━━━ Record excerpts ━━━
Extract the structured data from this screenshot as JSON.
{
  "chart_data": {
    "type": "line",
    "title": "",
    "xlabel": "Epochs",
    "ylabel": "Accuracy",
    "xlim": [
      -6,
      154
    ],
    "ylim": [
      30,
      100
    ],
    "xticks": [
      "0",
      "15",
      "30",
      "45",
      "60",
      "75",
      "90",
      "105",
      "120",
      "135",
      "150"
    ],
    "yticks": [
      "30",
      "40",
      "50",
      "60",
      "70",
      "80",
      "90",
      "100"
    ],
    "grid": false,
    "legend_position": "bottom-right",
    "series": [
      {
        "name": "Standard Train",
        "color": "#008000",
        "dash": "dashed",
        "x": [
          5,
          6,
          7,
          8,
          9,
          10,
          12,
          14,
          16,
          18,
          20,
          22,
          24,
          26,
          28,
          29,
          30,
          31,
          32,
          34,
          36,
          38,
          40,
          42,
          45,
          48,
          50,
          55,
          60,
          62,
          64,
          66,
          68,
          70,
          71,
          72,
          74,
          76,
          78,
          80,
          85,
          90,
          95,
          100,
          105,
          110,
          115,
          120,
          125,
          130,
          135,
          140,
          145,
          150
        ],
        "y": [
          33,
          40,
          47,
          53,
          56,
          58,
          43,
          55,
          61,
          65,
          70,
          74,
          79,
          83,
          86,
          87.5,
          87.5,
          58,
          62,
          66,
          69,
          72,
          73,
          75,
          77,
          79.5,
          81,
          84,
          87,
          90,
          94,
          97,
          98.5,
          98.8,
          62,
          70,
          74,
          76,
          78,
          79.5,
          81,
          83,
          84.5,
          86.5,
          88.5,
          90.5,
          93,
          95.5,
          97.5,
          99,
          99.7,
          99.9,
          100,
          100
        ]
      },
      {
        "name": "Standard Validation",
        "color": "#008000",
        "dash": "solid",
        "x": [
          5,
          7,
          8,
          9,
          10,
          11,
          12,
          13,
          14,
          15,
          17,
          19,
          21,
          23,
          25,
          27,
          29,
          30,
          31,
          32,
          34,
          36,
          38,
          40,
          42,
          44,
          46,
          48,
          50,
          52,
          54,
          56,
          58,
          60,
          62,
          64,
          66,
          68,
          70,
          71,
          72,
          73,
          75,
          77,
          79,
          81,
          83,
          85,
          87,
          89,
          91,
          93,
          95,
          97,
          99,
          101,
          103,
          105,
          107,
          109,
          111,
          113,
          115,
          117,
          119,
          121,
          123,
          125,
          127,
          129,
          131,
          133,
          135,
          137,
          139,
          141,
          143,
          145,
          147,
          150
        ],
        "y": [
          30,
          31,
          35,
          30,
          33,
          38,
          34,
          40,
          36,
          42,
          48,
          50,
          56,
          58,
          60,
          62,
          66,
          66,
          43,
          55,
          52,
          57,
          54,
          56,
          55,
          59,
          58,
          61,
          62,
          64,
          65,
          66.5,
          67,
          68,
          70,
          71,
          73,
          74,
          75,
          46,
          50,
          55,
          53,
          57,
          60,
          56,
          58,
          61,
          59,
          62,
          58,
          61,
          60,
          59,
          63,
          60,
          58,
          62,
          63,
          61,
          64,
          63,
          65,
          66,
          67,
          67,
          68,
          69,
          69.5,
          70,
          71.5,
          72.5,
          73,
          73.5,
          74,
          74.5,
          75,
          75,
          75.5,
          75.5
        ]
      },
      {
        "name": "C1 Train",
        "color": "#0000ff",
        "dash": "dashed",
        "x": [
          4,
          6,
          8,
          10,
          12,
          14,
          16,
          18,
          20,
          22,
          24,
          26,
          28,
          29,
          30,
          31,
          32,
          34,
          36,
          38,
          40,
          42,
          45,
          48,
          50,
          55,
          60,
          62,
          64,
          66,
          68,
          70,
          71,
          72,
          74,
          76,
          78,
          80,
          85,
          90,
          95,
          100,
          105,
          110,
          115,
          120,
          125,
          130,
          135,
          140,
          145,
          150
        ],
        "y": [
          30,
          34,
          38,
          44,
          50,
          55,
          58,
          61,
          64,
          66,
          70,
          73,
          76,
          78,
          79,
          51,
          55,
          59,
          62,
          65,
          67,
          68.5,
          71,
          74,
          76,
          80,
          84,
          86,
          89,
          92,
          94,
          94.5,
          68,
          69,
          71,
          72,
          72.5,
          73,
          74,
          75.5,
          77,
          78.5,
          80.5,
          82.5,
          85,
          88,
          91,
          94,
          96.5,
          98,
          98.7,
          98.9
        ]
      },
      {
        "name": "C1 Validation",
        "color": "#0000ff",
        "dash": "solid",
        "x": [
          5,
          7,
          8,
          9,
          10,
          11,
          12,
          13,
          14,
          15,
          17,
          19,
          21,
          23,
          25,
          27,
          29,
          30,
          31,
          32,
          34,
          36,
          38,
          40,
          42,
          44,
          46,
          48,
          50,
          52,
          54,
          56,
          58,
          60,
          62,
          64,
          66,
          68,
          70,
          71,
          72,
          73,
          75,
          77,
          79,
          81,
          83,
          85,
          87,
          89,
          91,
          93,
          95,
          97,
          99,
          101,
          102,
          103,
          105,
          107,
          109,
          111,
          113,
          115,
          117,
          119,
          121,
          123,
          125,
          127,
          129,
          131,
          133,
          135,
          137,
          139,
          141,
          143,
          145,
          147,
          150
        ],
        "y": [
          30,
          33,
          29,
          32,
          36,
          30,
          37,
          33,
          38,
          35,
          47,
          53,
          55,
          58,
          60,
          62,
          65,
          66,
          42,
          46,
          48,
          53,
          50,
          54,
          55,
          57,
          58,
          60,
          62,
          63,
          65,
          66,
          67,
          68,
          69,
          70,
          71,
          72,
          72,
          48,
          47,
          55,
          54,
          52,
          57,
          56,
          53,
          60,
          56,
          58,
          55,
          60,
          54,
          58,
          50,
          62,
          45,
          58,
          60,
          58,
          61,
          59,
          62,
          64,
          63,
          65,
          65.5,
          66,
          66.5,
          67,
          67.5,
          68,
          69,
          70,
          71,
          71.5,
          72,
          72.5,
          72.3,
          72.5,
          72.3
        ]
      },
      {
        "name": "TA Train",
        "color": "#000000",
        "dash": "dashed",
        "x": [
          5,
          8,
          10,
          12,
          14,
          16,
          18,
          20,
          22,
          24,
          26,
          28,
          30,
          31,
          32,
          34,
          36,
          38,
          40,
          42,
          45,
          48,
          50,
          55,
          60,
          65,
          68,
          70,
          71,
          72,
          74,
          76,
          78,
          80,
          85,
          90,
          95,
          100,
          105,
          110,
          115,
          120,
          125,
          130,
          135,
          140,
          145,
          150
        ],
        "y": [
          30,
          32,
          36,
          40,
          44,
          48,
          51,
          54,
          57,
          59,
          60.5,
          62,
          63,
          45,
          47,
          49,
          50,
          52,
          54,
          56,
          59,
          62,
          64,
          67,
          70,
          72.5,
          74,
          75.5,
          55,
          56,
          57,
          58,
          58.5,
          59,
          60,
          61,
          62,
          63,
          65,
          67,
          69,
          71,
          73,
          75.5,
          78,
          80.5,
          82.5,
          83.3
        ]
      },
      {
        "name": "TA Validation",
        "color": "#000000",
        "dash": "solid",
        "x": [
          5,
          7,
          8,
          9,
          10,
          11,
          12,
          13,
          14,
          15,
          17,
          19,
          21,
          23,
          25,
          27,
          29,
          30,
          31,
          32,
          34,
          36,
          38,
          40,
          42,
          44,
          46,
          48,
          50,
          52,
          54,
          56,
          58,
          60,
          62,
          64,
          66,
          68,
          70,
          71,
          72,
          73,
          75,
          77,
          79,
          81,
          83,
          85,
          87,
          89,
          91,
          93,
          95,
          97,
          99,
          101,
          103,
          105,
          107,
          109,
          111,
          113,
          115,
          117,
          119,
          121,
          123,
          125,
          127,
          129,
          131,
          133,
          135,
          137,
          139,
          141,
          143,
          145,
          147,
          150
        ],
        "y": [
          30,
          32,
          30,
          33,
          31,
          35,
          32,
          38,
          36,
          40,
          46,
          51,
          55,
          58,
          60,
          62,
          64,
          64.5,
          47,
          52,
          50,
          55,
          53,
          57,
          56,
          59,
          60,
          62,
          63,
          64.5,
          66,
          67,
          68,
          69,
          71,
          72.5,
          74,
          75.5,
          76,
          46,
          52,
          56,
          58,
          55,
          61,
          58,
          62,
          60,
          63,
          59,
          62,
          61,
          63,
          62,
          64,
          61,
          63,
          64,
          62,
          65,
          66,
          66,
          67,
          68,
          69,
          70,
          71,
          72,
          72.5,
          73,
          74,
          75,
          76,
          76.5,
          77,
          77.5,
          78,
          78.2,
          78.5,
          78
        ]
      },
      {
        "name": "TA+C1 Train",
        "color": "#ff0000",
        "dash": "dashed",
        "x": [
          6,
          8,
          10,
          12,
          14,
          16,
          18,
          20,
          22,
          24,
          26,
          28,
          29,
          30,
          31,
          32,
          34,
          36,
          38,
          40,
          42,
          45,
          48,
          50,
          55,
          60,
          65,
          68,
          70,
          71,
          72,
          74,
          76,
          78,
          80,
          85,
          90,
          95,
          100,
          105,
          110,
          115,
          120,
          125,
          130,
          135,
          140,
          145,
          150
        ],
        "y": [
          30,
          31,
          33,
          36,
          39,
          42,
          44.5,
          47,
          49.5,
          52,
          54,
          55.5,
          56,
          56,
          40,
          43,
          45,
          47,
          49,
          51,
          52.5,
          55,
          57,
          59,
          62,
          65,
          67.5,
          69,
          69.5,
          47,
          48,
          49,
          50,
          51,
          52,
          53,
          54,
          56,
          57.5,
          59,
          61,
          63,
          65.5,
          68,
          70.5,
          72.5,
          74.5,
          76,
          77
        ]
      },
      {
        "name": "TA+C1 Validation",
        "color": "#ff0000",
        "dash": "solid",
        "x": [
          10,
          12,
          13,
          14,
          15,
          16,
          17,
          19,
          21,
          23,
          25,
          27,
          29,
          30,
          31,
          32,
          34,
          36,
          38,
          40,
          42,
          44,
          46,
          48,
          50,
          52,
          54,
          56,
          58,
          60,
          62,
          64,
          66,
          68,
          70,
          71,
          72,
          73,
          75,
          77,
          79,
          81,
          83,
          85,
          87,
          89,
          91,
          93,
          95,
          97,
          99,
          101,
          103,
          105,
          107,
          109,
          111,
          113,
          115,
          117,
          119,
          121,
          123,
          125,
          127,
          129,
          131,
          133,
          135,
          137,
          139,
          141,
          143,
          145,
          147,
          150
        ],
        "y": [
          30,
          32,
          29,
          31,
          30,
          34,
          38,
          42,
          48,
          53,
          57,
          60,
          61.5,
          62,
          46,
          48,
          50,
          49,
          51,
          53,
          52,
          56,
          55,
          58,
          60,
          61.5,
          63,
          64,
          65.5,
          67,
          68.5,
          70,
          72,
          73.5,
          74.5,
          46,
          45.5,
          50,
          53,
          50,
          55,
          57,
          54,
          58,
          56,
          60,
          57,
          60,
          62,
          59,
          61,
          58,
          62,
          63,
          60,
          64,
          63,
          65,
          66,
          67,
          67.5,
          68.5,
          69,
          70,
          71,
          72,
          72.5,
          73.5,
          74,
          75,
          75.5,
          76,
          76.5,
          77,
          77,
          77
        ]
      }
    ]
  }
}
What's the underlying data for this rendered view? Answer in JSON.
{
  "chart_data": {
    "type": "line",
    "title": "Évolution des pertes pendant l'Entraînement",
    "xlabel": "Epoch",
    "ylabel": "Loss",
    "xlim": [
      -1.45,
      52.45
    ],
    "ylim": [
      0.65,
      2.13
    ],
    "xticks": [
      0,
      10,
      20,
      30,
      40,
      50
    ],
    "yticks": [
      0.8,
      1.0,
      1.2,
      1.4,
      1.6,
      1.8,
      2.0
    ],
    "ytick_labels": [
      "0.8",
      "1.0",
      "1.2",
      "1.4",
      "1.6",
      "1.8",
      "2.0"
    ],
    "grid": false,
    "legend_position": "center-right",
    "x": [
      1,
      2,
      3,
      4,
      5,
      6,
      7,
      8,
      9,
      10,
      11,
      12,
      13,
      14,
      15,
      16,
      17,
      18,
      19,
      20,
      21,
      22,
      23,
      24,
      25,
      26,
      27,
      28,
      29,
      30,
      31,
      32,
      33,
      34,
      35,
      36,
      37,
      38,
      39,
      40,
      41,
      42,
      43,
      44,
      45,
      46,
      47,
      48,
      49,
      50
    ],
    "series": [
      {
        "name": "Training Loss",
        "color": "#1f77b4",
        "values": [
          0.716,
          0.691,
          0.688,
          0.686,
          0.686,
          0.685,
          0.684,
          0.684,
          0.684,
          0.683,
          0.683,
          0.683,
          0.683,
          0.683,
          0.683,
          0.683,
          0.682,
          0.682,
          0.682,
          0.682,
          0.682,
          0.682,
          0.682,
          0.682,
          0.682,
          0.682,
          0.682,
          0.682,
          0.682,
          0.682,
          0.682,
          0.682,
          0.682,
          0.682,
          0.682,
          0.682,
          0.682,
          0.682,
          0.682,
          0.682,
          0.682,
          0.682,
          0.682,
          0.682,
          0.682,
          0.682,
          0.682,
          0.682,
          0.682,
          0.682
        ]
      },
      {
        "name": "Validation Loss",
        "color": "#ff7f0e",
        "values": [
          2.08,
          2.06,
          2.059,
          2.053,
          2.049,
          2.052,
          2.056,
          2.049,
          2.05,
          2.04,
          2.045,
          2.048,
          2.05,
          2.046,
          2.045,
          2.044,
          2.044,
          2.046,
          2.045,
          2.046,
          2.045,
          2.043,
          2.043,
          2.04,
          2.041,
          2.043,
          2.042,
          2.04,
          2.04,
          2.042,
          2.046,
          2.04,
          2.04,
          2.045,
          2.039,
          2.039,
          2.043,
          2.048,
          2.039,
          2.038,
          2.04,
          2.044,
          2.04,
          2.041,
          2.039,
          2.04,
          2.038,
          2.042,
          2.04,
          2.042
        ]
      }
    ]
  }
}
━━━
▸ The task
Find how many lines of the listing include the string "JSON" and give that number, nothing else.

▸ Final result
2